**Given task:** From the entries below, report how many lines contain the string "seçer". Give only that number.

── Dataset entries

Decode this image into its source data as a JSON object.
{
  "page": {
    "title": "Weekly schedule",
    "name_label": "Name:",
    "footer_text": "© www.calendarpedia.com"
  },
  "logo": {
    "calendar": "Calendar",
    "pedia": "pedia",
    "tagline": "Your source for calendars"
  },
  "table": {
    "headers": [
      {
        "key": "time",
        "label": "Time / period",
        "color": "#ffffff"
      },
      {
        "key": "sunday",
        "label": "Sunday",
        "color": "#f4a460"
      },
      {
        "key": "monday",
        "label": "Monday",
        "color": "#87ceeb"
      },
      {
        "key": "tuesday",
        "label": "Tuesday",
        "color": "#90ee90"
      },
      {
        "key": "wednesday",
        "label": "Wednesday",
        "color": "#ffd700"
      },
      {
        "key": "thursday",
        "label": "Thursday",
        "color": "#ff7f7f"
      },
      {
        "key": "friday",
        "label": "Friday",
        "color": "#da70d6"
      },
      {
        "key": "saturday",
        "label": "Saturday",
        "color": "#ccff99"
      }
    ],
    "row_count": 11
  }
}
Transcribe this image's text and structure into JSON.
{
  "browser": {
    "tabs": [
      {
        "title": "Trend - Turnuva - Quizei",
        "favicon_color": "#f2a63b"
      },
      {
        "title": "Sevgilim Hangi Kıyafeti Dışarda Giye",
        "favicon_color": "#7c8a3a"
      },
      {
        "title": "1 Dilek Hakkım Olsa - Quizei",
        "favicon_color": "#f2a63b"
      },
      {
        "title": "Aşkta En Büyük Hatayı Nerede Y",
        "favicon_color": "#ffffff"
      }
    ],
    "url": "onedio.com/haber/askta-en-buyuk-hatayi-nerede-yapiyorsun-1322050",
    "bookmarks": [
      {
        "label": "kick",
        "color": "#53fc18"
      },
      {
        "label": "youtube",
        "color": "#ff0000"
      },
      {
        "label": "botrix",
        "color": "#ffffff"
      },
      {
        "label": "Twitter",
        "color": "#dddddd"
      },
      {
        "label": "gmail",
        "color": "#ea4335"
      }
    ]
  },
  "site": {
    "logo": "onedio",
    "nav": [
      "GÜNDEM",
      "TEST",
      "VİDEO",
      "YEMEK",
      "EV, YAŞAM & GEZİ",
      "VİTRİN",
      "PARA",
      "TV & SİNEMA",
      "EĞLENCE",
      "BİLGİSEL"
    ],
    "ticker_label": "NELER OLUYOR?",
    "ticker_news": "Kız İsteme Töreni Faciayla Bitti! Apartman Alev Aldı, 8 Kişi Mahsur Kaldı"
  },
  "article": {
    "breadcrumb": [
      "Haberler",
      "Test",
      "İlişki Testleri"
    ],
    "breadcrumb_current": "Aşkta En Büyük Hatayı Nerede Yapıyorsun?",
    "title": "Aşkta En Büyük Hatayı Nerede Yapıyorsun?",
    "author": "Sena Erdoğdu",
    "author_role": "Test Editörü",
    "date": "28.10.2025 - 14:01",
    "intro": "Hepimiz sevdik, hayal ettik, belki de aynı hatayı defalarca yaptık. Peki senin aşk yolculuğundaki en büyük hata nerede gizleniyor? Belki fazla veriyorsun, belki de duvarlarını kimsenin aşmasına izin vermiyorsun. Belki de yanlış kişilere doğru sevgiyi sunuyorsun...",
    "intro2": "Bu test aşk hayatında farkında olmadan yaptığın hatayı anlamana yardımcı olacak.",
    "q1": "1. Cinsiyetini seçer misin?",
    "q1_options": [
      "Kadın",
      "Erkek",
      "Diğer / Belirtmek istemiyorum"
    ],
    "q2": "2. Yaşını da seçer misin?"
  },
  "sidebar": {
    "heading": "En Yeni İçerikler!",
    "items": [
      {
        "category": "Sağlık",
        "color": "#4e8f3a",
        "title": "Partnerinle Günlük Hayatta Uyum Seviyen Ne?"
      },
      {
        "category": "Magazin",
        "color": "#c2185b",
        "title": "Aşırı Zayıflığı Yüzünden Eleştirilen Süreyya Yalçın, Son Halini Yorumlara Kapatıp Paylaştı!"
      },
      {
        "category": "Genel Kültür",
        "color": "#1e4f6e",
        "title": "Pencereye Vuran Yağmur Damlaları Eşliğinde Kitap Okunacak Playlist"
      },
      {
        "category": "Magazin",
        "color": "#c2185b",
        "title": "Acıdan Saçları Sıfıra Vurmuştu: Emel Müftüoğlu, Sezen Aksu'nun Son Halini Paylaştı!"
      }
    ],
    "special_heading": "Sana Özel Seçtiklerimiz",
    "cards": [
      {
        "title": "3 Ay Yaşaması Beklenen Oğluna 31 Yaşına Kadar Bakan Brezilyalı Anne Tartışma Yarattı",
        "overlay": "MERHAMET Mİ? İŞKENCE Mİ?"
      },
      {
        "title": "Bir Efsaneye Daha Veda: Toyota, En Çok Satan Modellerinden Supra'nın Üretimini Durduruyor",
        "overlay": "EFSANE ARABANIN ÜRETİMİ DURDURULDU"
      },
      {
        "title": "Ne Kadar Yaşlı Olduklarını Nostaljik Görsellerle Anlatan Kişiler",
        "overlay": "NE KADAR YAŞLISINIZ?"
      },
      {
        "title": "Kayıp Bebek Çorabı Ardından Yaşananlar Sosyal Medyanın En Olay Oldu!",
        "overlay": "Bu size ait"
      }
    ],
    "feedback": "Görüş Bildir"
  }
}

────

**In response:** 2